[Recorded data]
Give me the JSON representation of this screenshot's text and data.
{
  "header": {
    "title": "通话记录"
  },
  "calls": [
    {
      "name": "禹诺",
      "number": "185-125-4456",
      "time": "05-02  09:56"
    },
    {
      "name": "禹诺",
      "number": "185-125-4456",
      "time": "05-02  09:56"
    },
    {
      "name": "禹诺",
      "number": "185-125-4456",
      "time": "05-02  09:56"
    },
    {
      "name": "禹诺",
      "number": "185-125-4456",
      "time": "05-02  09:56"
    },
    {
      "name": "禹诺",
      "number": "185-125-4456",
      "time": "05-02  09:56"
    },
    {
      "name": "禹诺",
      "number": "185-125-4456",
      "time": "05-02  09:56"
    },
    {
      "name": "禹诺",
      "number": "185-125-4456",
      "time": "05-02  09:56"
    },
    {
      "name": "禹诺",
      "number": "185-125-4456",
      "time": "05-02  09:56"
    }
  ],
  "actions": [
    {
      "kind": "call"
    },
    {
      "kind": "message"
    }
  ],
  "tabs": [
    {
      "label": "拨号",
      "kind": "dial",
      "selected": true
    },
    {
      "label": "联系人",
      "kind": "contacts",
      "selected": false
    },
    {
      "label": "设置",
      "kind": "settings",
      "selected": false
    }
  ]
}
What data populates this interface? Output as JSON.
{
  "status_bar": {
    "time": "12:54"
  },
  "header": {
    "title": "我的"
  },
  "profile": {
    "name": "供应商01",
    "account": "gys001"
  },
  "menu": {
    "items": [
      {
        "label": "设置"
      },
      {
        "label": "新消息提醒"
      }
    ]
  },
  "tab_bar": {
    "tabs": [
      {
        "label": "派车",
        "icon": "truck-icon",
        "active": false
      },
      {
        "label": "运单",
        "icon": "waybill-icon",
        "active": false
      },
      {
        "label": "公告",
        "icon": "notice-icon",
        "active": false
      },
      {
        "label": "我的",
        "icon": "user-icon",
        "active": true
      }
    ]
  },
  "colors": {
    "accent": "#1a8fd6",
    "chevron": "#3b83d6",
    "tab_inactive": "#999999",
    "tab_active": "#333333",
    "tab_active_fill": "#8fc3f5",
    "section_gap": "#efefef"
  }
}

=== Task requirements ===
Quote the data above in full, changing nothing.

=== Complete answer ===
Give me the JSON representation of this screenshot's text and data.
{
  "header": {
    "title": "通话记录"
  },
  "calls": [
    {
      "name": "禹诺",
      "number": "185-125-4456",
      "time": "05-02  09:56"
    },
    {
      "name": "禹诺",
      "number": "185-125-4456",
      "time": "05-02  09:56"
    },
    {
      "name": "禹诺",
      "number": "185-125-4456",
      "time": "05-02  09:56"
    },
    {
      "name": "禹诺",
      "number": "185-125-4456",
      "time": "05-02  09:56"
    },
    {
      "name": "禹诺",
      "number": "185-125-4456",
      "time": "05-02  09:56"
    },
    {
      "name": "禹诺",
      "number": "185-125-4456",
      "time": "05-02  09:56"
    },
    {
      "name": "禹诺",
      "number": "185-125-4456",
      "time": "05-02  09:56"
    },
    {
      "name": "禹诺",
      "number": "185-125-4456",
      "time": "05-02  09:56"
    }
  ],
  "actions": [
    {
      "kind": "call"
    },
    {
      "kind": "message"
    }
  ],
  "tabs": [
    {
      "label": "拨号",
      "kind": "dial",
      "selected": true
    },
    {
      "label": "联系人",
      "kind": "contacts",
      "selected": false
    },
    {
      "label": "设置",
      "kind": "settings",
      "selected": false
    }
  ]
}
What data populates this interface? Output as JSON.
{
  "status_bar": {
    "time": "12:54"
  },
  "header": {
    "title": "我的"
  },
  "profile": {
    "name": "供应商01",
    "account": "gys001"
  },
  "menu": {
    "items": [
      {
        "label": "设置"
      },
      {
        "label": "新消息提醒"
      }
    ]
  },
  "tab_bar": {
    "tabs": [
      {
        "label": "派车",
        "icon": "truck-icon",
        "active": false
      },
      {
        "label": "运单",
        "icon": "waybill-icon",
        "active": false
      },
      {
        "label": "公告",
        "icon": "notice-icon",
        "active": false
      },
      {
        "label": "我的",
        "icon": "user-icon",
        "active": true
      }
    ]
  },
  "colors": {
    "accent": "#1a8fd6",
    "chevron": "#3b83d6",
    "tab_inactive": "#999999",
    "tab_active": "#333333",
    "tab_active_fill": "#8fc3f5",
    "section_gap": "#efefef"
  }
}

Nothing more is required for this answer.